**GIVEN PROBLEM:**
What is the number of lines in these entries that contain "color"? State it alone.

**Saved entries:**

==========

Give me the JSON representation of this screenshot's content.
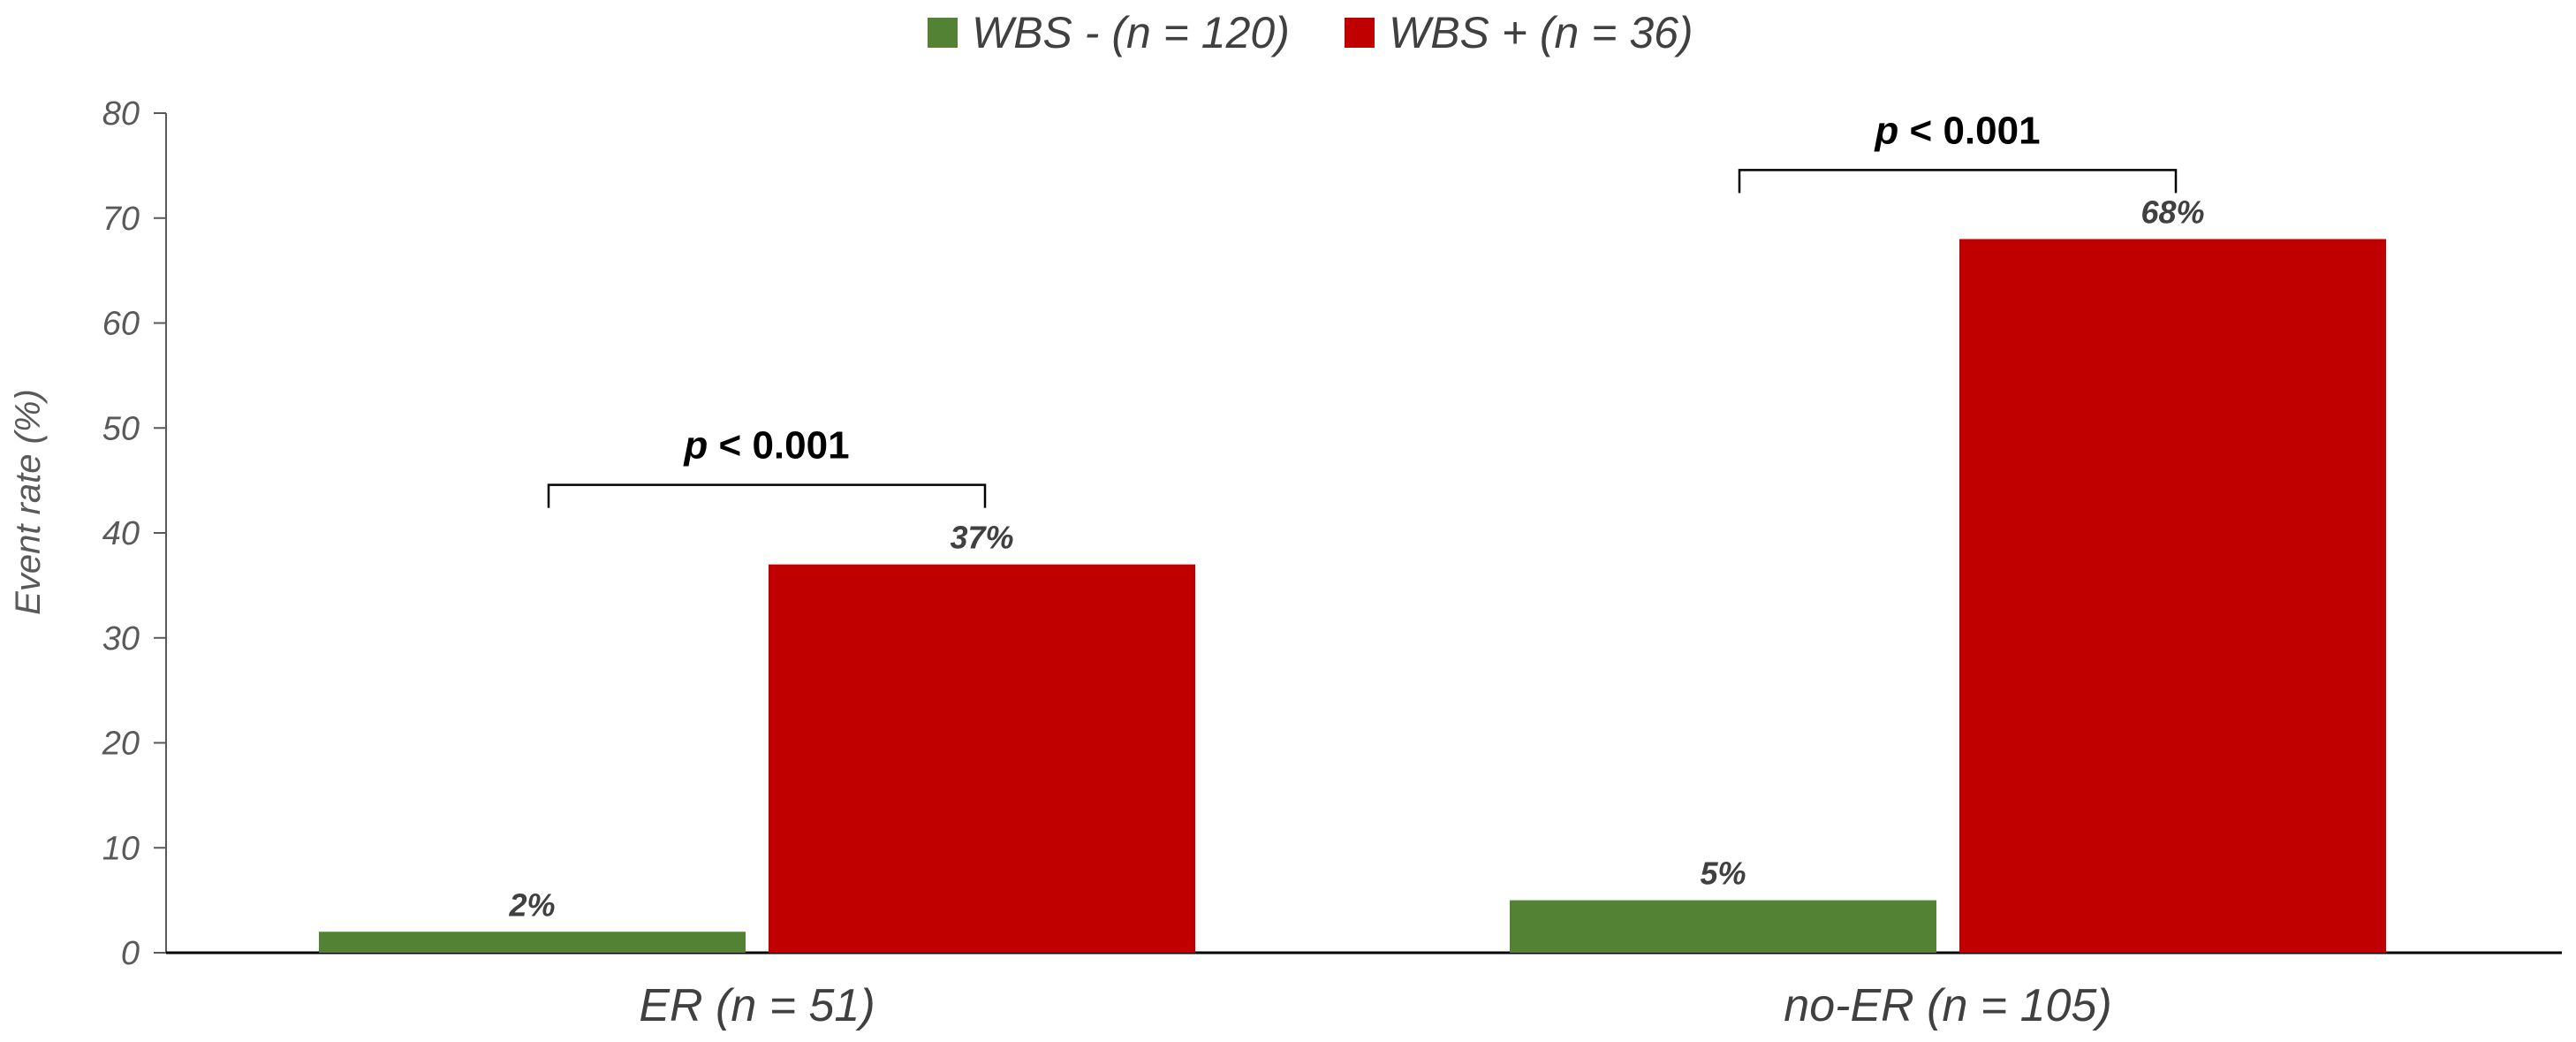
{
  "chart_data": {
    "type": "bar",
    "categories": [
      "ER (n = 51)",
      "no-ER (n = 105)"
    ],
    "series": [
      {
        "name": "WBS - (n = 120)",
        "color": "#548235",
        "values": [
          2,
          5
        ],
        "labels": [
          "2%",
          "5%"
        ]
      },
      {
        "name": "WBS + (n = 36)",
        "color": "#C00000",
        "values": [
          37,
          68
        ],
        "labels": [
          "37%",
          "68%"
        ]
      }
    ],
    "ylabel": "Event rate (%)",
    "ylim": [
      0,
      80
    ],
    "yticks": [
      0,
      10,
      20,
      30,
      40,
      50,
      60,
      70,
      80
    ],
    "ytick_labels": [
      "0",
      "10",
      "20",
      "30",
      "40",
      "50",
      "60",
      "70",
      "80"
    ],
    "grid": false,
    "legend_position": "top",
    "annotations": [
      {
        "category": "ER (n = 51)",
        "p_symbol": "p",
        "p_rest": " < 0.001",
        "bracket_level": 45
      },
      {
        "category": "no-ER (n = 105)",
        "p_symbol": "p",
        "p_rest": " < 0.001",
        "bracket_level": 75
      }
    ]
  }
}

==========

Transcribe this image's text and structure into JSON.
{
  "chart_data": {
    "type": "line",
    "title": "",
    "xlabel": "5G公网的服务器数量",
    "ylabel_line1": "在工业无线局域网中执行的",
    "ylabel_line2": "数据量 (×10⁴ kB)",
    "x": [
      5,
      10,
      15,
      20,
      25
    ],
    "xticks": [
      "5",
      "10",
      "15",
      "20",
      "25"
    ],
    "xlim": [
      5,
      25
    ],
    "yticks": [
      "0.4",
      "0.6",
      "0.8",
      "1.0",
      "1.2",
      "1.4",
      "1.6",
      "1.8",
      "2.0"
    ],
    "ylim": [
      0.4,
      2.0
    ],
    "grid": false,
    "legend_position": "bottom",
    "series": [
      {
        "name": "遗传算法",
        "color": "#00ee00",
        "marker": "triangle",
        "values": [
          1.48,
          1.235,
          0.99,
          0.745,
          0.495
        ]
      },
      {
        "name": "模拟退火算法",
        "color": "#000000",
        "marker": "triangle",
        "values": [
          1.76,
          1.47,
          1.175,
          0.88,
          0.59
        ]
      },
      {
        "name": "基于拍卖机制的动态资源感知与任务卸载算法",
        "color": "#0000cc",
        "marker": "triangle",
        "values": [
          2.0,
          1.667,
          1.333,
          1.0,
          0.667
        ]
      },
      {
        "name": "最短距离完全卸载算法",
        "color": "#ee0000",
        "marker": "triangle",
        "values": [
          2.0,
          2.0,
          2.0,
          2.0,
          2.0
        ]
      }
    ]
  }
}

==========

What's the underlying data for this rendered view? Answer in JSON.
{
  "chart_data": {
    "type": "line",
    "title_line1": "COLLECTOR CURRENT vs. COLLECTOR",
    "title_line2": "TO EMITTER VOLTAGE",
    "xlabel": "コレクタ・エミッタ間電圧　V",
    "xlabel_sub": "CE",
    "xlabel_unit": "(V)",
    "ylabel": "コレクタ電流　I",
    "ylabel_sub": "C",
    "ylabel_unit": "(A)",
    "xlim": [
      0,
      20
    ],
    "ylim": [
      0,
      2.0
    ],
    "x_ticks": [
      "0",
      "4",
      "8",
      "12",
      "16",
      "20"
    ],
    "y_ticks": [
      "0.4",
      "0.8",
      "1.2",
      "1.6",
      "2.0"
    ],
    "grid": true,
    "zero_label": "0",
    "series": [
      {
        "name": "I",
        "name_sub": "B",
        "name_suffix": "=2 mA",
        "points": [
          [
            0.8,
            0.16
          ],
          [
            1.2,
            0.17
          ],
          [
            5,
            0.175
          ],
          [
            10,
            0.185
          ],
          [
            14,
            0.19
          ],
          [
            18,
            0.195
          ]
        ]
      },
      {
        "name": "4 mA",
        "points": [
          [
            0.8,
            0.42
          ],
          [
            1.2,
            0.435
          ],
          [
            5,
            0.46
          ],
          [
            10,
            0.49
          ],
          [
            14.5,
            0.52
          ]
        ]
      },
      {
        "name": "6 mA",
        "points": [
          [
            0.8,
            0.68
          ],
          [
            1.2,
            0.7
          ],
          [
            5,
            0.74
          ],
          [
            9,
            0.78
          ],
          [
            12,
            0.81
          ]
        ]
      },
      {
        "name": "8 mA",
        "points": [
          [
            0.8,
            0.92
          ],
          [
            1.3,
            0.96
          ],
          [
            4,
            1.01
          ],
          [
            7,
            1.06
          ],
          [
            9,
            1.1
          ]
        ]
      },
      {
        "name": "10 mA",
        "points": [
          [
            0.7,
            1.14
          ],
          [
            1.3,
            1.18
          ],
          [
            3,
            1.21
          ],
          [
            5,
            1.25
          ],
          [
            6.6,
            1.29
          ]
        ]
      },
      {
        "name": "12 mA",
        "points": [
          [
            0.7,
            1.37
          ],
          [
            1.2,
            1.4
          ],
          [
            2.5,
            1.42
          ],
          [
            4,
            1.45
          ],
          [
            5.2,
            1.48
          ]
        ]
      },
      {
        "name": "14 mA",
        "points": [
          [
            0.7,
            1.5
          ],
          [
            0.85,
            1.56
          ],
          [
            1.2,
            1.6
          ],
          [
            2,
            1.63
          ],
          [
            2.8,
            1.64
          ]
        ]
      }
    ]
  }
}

==========

**OUTPUT:**
6